--- BEGIN Provided records ---
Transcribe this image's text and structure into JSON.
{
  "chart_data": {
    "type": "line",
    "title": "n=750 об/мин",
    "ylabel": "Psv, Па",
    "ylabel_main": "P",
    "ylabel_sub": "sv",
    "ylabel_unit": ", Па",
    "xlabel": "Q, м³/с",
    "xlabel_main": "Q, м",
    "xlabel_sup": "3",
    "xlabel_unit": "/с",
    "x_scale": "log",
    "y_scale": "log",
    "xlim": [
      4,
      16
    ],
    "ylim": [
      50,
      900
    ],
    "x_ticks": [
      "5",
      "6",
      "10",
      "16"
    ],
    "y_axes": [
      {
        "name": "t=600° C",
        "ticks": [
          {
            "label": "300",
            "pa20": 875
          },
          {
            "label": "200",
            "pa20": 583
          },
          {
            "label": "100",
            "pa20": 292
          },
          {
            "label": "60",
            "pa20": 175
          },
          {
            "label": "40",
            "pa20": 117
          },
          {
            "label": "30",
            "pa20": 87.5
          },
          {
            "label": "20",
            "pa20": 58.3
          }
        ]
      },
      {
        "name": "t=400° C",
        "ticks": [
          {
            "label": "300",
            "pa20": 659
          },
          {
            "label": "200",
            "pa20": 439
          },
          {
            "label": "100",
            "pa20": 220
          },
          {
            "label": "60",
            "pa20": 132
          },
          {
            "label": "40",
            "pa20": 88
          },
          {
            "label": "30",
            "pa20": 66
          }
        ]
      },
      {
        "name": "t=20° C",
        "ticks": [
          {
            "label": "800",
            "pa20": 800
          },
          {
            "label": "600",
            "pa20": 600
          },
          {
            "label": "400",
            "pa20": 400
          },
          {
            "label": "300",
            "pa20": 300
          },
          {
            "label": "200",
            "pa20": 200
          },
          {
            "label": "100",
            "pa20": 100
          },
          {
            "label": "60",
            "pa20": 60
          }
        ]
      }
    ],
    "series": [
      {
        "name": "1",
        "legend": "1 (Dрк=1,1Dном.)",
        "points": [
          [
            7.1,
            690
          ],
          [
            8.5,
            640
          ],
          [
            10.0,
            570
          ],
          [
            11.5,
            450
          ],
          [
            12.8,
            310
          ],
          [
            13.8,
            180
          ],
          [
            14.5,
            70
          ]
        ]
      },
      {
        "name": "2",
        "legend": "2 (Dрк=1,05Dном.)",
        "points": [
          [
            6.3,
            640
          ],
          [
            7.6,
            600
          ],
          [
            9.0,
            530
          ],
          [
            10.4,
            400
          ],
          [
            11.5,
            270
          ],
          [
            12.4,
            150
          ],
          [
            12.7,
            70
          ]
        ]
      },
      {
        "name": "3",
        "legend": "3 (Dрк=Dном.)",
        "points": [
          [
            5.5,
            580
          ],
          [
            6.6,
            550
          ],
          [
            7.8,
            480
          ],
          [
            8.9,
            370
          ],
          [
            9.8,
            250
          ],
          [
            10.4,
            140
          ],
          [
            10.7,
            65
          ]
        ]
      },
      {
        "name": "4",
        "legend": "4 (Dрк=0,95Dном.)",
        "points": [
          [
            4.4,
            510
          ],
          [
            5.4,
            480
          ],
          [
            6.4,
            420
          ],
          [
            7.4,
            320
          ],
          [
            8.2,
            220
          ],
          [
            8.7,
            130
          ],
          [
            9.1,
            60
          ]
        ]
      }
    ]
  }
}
--- END Provided records ---
Stated task: Transcribe every entry word for word.

Solution to the problem:
Transcribe this image's text and structure into JSON.
{
  "chart_data": {
    "type": "line",
    "title": "n=750 об/мин",
    "ylabel": "Psv, Па",
    "ylabel_main": "P",
    "ylabel_sub": "sv",
    "ylabel_unit": ", Па",
    "xlabel": "Q, м³/с",
    "xlabel_main": "Q, м",
    "xlabel_sup": "3",
    "xlabel_unit": "/с",
    "x_scale": "log",
    "y_scale": "log",
    "xlim": [
      4,
      16
    ],
    "ylim": [
      50,
      900
    ],
    "x_ticks": [
      "5",
      "6",
      "10",
      "16"
    ],
    "y_axes": [
      {
        "name": "t=600° C",
        "ticks": [
          {
            "label": "300",
            "pa20": 875
          },
          {
            "label": "200",
            "pa20": 583
          },
          {
            "label": "100",
            "pa20": 292
          },
          {
            "label": "60",
            "pa20": 175
          },
          {
            "label": "40",
            "pa20": 117
          },
          {
            "label": "30",
            "pa20": 87.5
          },
          {
            "label": "20",
            "pa20": 58.3
          }
        ]
      },
      {
        "name": "t=400° C",
        "ticks": [
          {
            "label": "300",
            "pa20": 659
          },
          {
            "label": "200",
            "pa20": 439
          },
          {
            "label": "100",
            "pa20": 220
          },
          {
            "label": "60",
            "pa20": 132
          },
          {
            "label": "40",
            "pa20": 88
          },
          {
            "label": "30",
            "pa20": 66
          }
        ]
      },
      {
        "name": "t=20° C",
        "ticks": [
          {
            "label": "800",
            "pa20": 800
          },
          {
            "label": "600",
            "pa20": 600
          },
          {
            "label": "400",
            "pa20": 400
          },
          {
            "label": "300",
            "pa20": 300
          },
          {
            "label": "200",
            "pa20": 200
          },
          {
            "label": "100",
            "pa20": 100
          },
          {
            "label": "60",
            "pa20": 60
          }
        ]
      }
    ],
    "series": [
      {
        "name": "1",
        "legend": "1 (Dрк=1,1Dном.)",
        "points": [
          [
            7.1,
            690
          ],
          [
            8.5,
            640
          ],
          [
            10.0,
            570
          ],
          [
            11.5,
            450
          ],
          [
            12.8,
            310
          ],
          [
            13.8,
            180
          ],
          [
            14.5,
            70
          ]
        ]
      },
      {
        "name": "2",
        "legend": "2 (Dрк=1,05Dном.)",
        "points": [
          [
            6.3,
            640
          ],
          [
            7.6,
            600
          ],
          [
            9.0,
            530
          ],
          [
            10.4,
            400
          ],
          [
            11.5,
            270
          ],
          [
            12.4,
            150
          ],
          [
            12.7,
            70
          ]
        ]
      },
      {
        "name": "3",
        "legend": "3 (Dрк=Dном.)",
        "points": [
          [
            5.5,
            580
          ],
          [
            6.6,
            550
          ],
          [
            7.8,
            480
          ],
          [
            8.9,
            370
          ],
          [
            9.8,
            250
          ],
          [
            10.4,
            140
          ],
          [
            10.7,
            65
          ]
        ]
      },
      {
        "name": "4",
        "legend": "4 (Dрк=0,95Dном.)",
        "points": [
          [
            4.4,
            510
          ],
          [
            5.4,
            480
          ],
          [
            6.4,
            420
          ],
          [
            7.4,
            320
          ],
          [
            8.2,
            220
          ],
          [
            8.7,
            130
          ],
          [
            9.1,
            60
          ]
        ]
      }
    ]
  }
}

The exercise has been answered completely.